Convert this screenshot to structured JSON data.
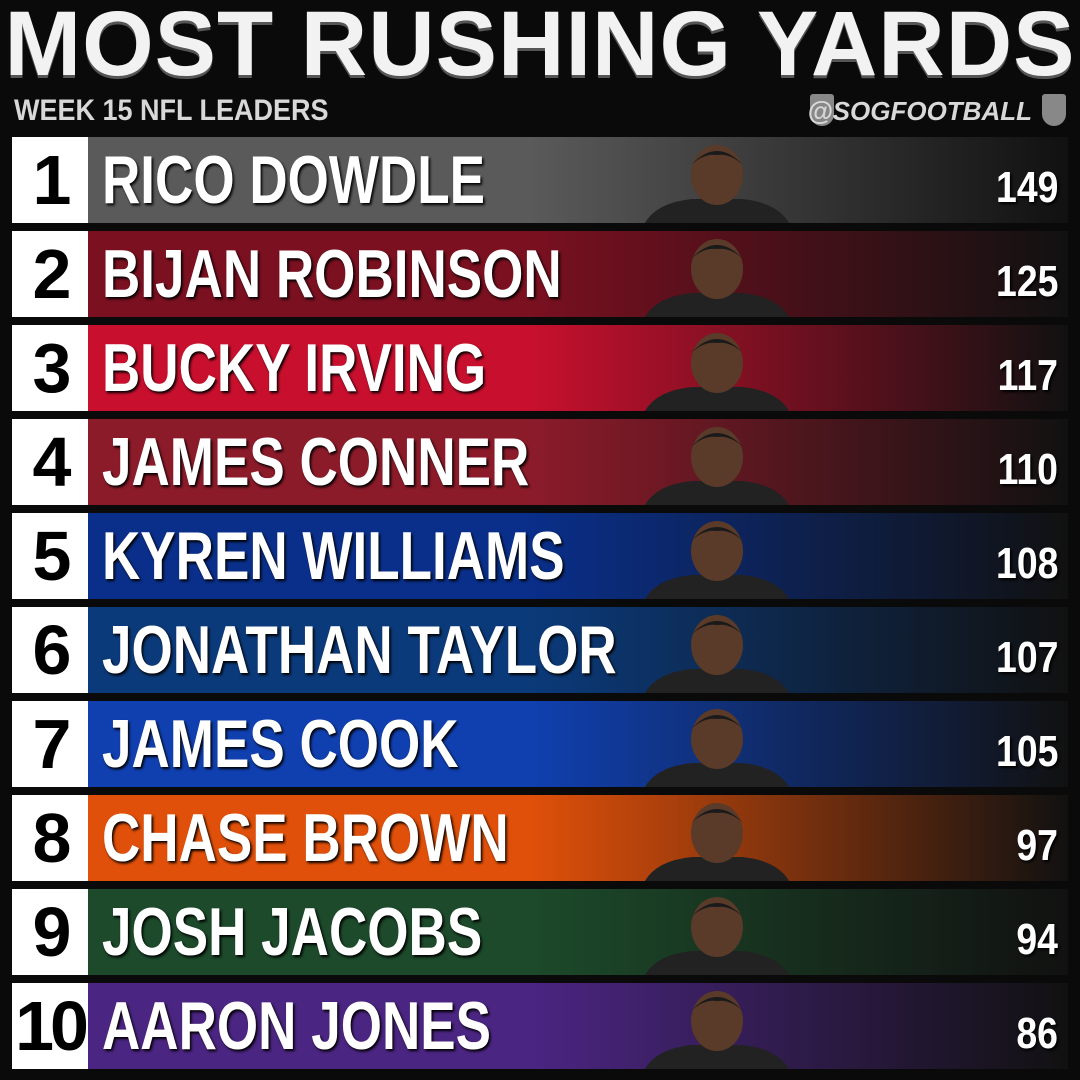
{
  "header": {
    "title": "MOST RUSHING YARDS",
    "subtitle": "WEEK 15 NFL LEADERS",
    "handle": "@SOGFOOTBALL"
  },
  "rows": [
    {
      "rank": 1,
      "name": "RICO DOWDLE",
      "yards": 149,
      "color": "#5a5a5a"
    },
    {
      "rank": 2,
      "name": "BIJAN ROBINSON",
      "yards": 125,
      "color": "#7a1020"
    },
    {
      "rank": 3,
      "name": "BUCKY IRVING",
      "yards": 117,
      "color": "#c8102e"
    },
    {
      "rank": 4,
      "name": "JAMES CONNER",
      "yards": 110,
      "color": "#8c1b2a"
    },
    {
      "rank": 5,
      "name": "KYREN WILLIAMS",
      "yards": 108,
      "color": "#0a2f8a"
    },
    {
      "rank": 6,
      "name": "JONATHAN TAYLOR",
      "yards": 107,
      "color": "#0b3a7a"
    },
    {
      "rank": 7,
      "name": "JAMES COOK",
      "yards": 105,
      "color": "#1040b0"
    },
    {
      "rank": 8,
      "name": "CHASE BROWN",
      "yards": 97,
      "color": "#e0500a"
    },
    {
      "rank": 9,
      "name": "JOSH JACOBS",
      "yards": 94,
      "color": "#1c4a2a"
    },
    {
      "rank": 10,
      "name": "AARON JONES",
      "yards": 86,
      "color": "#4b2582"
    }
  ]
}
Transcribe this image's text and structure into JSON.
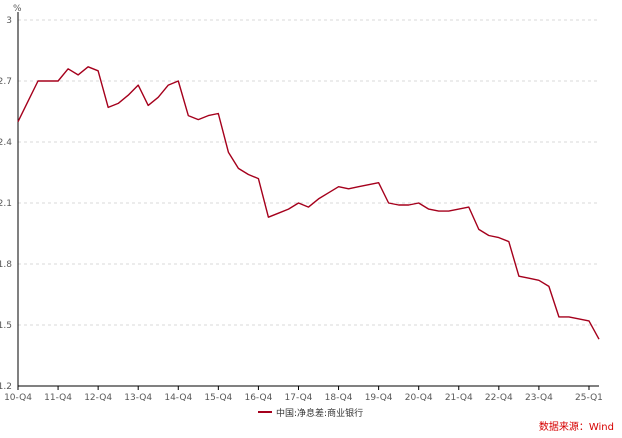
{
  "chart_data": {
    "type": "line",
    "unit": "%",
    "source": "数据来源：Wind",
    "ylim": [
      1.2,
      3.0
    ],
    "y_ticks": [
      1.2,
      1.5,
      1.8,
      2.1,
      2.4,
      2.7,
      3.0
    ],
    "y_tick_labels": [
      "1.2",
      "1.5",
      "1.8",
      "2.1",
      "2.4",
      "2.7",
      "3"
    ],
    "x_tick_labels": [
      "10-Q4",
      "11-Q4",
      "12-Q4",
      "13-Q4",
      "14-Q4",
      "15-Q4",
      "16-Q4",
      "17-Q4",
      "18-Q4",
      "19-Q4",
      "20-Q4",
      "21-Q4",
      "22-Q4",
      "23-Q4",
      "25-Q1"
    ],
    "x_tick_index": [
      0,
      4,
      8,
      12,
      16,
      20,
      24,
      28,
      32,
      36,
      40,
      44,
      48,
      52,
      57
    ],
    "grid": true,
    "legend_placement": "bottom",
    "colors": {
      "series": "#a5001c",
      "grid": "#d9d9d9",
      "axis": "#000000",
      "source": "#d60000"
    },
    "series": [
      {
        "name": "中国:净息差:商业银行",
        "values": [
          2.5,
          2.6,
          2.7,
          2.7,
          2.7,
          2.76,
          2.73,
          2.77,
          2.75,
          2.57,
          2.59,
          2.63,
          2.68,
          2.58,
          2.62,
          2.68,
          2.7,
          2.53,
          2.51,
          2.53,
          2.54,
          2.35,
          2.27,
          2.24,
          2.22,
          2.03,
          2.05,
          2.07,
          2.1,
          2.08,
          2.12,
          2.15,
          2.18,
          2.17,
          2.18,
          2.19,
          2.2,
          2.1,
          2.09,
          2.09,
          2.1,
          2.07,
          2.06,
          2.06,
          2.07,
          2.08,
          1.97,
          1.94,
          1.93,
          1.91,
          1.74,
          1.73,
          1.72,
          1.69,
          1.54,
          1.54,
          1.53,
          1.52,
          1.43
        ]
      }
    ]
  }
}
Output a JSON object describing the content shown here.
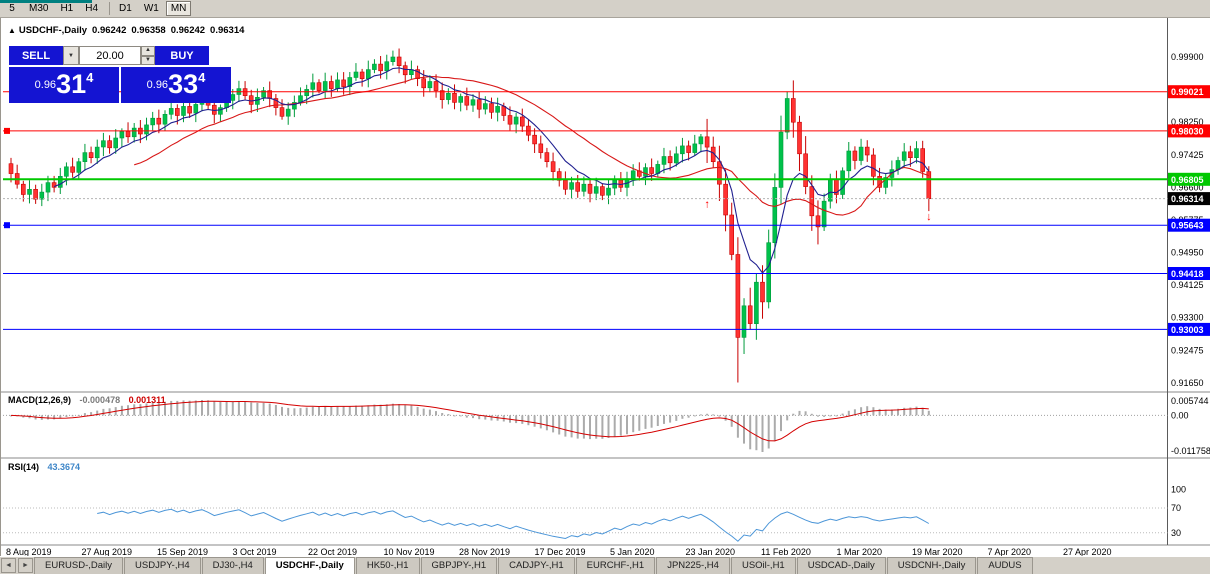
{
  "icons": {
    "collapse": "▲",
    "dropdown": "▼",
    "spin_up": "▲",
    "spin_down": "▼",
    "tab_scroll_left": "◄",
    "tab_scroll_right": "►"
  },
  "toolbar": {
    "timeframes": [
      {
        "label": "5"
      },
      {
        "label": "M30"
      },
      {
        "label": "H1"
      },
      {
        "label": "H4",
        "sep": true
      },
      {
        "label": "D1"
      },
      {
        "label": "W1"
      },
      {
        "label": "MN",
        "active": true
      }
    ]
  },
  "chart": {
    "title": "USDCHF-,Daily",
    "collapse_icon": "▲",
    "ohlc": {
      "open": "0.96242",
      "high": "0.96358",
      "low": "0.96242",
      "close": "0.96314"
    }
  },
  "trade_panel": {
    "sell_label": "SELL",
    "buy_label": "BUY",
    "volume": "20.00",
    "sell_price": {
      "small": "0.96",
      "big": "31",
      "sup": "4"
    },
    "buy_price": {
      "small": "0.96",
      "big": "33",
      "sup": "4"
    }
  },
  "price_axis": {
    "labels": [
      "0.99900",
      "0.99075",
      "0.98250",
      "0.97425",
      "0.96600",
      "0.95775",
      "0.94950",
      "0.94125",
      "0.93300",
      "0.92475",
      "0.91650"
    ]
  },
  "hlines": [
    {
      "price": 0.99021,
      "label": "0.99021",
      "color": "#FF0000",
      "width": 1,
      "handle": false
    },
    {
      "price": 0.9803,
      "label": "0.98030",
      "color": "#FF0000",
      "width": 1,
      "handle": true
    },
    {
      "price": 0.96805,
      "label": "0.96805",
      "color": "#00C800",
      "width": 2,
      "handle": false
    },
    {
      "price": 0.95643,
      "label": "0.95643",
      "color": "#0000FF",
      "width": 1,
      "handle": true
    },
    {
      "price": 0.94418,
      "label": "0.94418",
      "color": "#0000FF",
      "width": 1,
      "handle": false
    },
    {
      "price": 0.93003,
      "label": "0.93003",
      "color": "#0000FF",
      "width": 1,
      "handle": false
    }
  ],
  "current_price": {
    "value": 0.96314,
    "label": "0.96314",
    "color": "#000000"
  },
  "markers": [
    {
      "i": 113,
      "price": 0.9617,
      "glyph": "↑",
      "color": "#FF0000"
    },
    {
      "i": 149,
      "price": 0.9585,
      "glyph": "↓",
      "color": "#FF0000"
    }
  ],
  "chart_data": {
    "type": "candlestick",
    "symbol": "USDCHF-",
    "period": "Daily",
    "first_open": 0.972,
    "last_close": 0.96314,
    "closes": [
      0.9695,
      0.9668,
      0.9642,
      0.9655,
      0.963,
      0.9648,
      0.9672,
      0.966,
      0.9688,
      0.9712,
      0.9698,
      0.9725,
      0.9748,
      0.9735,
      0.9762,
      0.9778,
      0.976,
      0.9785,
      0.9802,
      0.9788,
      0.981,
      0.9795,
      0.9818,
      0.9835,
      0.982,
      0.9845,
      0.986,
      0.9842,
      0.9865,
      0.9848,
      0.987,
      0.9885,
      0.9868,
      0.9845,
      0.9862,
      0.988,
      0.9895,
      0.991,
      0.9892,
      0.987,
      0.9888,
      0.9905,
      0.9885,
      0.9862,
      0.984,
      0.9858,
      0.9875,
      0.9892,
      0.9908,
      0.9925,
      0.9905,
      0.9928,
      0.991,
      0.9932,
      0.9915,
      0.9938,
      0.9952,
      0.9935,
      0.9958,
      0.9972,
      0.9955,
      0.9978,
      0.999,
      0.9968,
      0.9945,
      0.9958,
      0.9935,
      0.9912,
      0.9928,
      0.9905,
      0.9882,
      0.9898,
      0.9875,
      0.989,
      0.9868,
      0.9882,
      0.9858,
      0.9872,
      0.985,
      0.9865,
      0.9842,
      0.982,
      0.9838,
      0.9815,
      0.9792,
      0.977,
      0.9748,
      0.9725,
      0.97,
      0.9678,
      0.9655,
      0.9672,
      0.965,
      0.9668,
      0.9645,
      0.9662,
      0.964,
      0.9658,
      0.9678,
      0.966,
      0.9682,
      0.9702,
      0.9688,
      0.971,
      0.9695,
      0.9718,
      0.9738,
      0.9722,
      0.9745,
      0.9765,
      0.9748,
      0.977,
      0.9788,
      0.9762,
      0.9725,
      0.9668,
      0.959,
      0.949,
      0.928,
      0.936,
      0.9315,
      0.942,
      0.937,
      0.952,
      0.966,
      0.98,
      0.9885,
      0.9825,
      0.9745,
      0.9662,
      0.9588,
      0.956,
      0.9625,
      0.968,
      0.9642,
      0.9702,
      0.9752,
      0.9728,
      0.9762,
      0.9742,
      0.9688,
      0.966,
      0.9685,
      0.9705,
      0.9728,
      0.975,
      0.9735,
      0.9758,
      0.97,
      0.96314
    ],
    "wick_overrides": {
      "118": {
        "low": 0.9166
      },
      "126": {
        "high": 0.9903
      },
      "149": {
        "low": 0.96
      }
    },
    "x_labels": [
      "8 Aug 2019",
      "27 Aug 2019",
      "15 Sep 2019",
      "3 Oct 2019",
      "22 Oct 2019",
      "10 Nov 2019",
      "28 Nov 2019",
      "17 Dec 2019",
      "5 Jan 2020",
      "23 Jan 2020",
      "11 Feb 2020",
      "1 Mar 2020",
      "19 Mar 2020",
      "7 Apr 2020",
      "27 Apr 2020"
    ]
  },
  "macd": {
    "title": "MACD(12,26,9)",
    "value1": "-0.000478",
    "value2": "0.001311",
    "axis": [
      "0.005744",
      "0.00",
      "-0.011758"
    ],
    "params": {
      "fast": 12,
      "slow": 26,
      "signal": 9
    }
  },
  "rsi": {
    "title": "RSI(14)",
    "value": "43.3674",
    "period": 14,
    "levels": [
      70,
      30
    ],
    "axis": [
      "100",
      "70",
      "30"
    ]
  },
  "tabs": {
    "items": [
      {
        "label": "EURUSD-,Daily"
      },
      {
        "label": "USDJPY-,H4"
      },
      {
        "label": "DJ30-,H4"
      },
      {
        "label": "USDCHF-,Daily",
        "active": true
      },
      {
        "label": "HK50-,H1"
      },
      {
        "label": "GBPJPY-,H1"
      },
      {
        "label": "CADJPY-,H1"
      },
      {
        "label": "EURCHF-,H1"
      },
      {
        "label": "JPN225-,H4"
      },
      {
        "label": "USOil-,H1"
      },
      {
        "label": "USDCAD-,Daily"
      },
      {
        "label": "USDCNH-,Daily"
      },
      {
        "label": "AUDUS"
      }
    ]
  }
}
--
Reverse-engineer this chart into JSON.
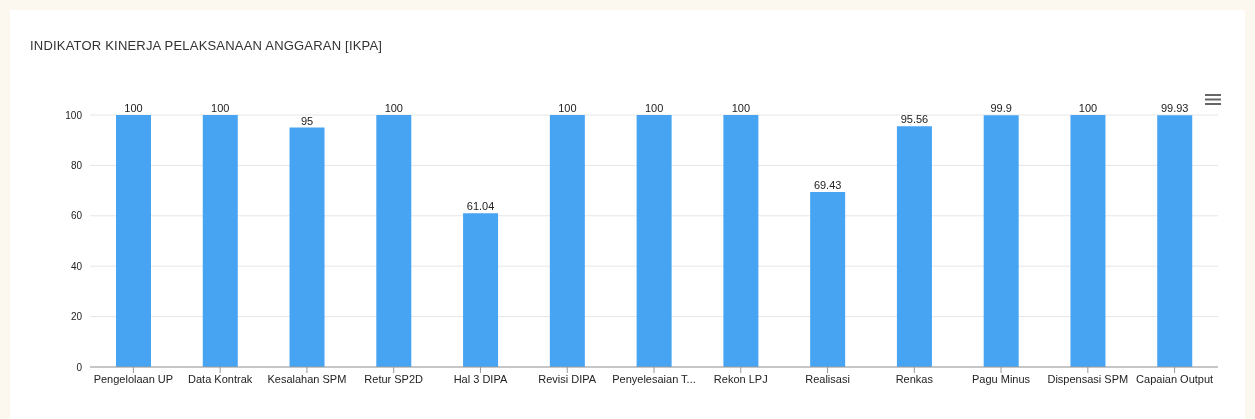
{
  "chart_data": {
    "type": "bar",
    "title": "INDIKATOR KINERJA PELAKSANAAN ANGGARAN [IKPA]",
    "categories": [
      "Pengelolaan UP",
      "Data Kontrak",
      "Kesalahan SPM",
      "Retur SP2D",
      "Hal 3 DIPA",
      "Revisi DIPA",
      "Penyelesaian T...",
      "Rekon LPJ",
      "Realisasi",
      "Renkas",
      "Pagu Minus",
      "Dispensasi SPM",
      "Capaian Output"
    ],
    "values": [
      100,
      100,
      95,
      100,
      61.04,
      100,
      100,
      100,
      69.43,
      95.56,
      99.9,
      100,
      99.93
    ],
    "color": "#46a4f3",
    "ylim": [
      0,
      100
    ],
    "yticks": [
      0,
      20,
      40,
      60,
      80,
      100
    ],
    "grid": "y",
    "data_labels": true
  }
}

#### SET EXERCISE
Extract every line above containing the word "Daily".

#### CORRECT RESPONSE
    "title": "USDCHF-,Daily",
    "period": "Daily",
        "label": "EURUSD-,Daily"
        "label": "USDCHF-,Daily",
        "label": "USDCAD-,Daily"
        "label": "USDCNH-,Daily"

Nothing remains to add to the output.